The problem:
Single out the lines that include the word "JSON". Copy them.

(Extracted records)
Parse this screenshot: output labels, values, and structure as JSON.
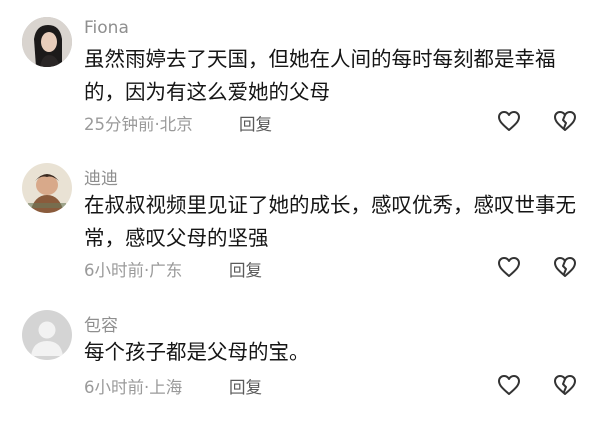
{
  "comments": [
    {
      "username": "Fiona",
      "text": "虽然雨婷去了天国，但她在人间的每时每刻都是幸福的，因为有这么爱她的父母",
      "time": "25分钟前",
      "location": "北京",
      "reply_label": "回复",
      "avatar": "photo-avatar-dark-hair"
    },
    {
      "username": "迪迪",
      "text": "在叔叔视频里见证了她的成长，感叹优秀，感叹世事无常，感叹父母的坚强",
      "time": "6小时前",
      "location": "广东",
      "reply_label": "回复",
      "avatar": "illustrated-avatar"
    },
    {
      "username": "包容",
      "text": "每个孩子都是父母的宝。",
      "time": "6小时前",
      "location": "上海",
      "reply_label": "回复",
      "avatar": "default-avatar"
    }
  ],
  "icons": {
    "like": "heart-icon",
    "dislike": "broken-heart-icon"
  },
  "colors": {
    "username": "#8f8f8f",
    "text": "#151515",
    "meta": "#9a9a9a",
    "icon": "#333333"
  }
}
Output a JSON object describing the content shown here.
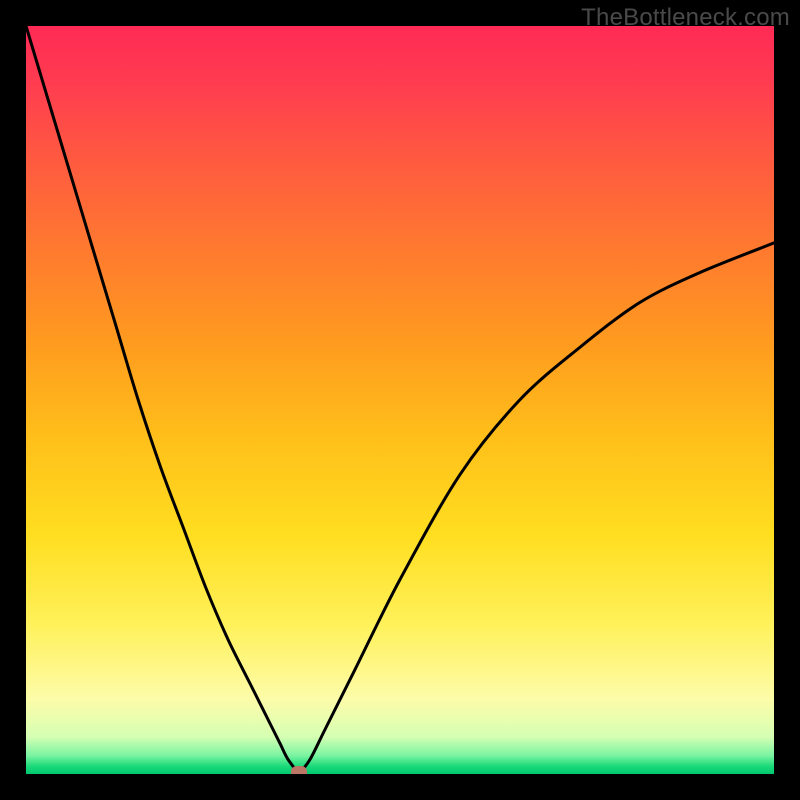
{
  "watermark": "TheBottleneck.com",
  "colors": {
    "frame": "#000000",
    "curve_stroke": "#000000",
    "marker": "#bb7766",
    "gradient_top": "#ff2a55",
    "gradient_bottom": "#00c870"
  },
  "chart_data": {
    "type": "line",
    "title": "",
    "xlabel": "",
    "ylabel": "",
    "xlim": [
      0,
      100
    ],
    "ylim": [
      0,
      100
    ],
    "grid": false,
    "background": "vertical-rainbow-gradient",
    "series": [
      {
        "name": "bottleneck-curve",
        "x": [
          0,
          3,
          6,
          9,
          12,
          15,
          18,
          21,
          24,
          27,
          30,
          33,
          34,
          35,
          36.5,
          38,
          40,
          44,
          50,
          58,
          66,
          74,
          82,
          90,
          100
        ],
        "y": [
          100,
          90,
          80,
          70,
          60,
          50,
          41,
          33,
          25,
          18,
          12,
          6,
          4,
          2,
          0,
          2,
          6,
          14,
          26,
          40,
          50,
          57,
          63,
          67,
          71
        ]
      }
    ],
    "marker": {
      "name": "optimal-point",
      "x": 36.5,
      "y": 0
    }
  }
}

Task answer:
Parse this screenshot: output labels, values, and structure as JSON.
Output a JSON object describing the content shown here.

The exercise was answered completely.